▸ Spatial annotation data:
= = =

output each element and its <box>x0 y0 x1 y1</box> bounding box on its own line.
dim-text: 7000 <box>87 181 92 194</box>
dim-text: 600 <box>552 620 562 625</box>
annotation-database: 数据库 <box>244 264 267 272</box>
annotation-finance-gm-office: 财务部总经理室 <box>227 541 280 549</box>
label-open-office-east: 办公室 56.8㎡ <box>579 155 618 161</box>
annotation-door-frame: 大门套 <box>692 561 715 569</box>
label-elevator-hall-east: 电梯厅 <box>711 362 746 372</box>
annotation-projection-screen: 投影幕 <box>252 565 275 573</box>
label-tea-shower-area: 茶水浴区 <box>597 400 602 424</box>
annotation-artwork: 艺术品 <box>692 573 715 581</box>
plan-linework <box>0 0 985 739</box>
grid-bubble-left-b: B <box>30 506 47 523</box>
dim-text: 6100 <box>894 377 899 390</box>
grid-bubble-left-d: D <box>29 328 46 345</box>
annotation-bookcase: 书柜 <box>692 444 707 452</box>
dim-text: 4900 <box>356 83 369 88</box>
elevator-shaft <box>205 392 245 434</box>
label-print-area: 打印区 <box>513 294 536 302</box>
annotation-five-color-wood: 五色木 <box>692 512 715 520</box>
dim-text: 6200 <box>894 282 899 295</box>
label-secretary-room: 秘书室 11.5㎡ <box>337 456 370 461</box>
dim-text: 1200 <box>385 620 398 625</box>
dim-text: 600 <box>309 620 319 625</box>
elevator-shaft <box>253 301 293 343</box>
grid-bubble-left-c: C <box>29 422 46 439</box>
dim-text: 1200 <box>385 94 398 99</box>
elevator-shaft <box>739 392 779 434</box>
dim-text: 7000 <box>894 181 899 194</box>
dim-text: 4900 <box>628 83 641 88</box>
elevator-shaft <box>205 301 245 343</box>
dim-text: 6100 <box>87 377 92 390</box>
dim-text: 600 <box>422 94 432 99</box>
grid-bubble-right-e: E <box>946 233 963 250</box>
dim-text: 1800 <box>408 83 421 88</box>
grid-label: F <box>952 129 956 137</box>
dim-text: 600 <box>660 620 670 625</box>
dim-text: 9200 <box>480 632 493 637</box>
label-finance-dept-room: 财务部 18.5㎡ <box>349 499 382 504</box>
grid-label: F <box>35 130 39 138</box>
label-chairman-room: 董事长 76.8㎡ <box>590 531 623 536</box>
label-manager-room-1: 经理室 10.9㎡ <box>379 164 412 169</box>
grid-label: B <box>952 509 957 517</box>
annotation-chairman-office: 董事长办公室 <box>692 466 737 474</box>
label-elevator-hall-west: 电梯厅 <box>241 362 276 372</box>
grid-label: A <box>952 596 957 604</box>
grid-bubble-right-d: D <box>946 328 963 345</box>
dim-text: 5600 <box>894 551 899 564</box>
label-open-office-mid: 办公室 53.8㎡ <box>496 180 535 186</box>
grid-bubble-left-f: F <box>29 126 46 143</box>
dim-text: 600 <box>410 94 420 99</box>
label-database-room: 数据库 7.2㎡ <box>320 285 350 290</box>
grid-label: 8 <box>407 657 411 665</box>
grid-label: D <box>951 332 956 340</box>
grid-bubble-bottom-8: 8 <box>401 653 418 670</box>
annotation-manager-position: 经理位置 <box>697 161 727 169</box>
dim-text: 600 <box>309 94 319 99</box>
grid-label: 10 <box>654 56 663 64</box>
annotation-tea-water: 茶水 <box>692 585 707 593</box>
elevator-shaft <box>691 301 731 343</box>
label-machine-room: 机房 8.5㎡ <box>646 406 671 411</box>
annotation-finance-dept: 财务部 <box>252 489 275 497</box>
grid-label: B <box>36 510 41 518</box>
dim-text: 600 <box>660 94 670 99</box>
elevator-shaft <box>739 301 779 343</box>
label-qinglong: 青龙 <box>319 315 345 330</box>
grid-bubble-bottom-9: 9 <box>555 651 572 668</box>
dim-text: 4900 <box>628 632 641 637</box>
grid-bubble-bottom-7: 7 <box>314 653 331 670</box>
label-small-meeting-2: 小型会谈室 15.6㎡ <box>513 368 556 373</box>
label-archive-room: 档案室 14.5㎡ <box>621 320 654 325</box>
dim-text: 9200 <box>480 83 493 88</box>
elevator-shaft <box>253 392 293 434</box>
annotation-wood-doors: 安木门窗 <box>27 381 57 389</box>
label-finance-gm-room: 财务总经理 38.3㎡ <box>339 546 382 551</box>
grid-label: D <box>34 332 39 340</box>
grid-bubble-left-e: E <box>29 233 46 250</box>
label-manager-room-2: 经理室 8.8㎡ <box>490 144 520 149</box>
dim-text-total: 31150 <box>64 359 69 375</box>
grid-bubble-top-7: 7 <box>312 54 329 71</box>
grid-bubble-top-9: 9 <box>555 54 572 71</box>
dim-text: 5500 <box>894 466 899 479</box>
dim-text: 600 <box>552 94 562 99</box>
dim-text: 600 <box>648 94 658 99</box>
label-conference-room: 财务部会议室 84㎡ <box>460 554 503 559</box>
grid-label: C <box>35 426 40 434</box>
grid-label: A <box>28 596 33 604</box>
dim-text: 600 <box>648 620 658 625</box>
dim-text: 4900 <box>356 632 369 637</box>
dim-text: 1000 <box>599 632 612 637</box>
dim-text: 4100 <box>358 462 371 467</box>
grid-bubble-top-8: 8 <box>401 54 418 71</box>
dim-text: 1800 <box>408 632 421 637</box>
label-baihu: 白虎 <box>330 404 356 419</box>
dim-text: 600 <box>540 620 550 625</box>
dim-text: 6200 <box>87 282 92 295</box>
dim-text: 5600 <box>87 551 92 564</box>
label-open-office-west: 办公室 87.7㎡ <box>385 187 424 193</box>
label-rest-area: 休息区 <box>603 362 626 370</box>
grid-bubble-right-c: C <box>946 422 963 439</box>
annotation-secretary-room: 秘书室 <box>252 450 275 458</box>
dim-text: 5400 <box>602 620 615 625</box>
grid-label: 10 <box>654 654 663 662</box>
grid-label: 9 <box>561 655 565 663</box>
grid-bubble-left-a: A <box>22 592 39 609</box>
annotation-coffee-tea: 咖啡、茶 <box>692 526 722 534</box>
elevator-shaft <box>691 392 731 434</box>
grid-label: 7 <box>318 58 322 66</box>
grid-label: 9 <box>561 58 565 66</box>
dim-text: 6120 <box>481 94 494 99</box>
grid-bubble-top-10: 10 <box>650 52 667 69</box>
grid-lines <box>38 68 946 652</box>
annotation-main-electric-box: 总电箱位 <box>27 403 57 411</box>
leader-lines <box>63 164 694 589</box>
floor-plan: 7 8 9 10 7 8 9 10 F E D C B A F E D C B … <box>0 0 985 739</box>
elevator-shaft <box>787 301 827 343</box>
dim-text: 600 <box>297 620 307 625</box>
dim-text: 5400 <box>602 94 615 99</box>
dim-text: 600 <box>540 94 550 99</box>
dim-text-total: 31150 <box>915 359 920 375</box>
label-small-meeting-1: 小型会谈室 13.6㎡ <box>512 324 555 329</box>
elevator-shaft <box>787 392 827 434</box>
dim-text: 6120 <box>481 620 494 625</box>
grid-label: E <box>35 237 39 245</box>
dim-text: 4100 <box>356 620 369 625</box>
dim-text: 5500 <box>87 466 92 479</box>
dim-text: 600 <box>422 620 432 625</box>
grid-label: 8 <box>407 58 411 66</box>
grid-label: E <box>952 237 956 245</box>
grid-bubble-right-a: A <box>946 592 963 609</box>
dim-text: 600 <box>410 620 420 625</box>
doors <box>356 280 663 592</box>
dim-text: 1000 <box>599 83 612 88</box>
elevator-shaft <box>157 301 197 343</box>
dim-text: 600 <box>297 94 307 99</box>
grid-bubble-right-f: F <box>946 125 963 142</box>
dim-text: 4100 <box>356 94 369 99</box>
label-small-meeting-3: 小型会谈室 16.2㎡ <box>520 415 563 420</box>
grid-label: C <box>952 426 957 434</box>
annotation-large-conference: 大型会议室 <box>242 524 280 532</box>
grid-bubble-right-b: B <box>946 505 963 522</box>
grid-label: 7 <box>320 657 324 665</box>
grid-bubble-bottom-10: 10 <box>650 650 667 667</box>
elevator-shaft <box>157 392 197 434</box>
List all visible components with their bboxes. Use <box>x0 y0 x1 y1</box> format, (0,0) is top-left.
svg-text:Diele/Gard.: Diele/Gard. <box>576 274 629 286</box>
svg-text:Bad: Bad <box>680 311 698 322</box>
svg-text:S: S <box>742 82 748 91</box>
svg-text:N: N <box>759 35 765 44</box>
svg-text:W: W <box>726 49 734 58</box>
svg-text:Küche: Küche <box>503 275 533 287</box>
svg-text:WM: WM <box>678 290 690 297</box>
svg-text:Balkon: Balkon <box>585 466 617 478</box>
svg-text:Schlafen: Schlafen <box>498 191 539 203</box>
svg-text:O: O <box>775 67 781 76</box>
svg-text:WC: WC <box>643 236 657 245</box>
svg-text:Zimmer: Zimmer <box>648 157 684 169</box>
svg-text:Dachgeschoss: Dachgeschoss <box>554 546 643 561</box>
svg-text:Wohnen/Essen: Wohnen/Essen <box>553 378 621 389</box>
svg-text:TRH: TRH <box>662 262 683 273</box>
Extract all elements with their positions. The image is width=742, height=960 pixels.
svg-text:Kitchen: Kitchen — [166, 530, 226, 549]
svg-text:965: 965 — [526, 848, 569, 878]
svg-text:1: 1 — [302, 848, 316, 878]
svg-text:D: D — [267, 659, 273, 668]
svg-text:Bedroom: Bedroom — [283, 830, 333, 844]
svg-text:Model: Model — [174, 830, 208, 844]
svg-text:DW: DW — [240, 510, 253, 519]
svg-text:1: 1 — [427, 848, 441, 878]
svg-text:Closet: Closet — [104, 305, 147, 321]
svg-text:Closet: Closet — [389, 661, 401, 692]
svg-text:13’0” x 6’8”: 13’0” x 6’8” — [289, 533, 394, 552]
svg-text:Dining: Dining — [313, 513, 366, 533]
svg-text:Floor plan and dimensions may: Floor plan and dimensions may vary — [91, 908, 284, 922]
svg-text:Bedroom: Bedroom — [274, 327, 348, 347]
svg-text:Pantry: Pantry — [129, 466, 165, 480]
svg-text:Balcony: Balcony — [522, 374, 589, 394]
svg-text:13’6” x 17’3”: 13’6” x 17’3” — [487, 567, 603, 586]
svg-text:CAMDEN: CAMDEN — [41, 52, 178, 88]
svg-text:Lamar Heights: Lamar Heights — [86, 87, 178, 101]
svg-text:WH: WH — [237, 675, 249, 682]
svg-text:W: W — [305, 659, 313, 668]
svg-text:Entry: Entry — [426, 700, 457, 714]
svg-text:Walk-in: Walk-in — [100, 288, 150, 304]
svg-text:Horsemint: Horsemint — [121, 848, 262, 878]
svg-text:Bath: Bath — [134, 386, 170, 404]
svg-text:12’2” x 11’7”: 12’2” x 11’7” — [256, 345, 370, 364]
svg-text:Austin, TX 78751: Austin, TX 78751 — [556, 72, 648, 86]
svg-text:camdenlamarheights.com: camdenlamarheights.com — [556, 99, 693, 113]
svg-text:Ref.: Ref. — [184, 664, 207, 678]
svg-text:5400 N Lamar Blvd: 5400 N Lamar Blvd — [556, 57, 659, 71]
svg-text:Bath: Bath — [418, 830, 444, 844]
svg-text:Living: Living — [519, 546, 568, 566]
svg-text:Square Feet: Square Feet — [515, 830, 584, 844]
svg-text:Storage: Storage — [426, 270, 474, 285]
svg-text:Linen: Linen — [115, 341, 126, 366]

= = =

▸ Written task: Update the data from its first line through the line containing "plan-linework <box>0 0 985 739</box>", replacing every "dim-text" with "dimension-text" and leaving everything else unchanged.

▸ Exercise output:
output each element and its <box>x0 y0 x1 y1</box> bounding box on its own line.
dimension-text: 7000 <box>87 181 92 194</box>
dimension-text: 600 <box>552 620 562 625</box>
annotation-database: 数据库 <box>244 264 267 272</box>
annotation-finance-gm-office: 财务部总经理室 <box>227 541 280 549</box>
label-open-office-east: 办公室 56.8㎡ <box>579 155 618 161</box>
annotation-door-frame: 大门套 <box>692 561 715 569</box>
label-elevator-hall-east: 电梯厅 <box>711 362 746 372</box>
annotation-projection-screen: 投影幕 <box>252 565 275 573</box>
label-tea-shower-area: 茶水浴区 <box>597 400 602 424</box>
annotation-artwork: 艺术品 <box>692 573 715 581</box>
plan-linework <box>0 0 985 739</box>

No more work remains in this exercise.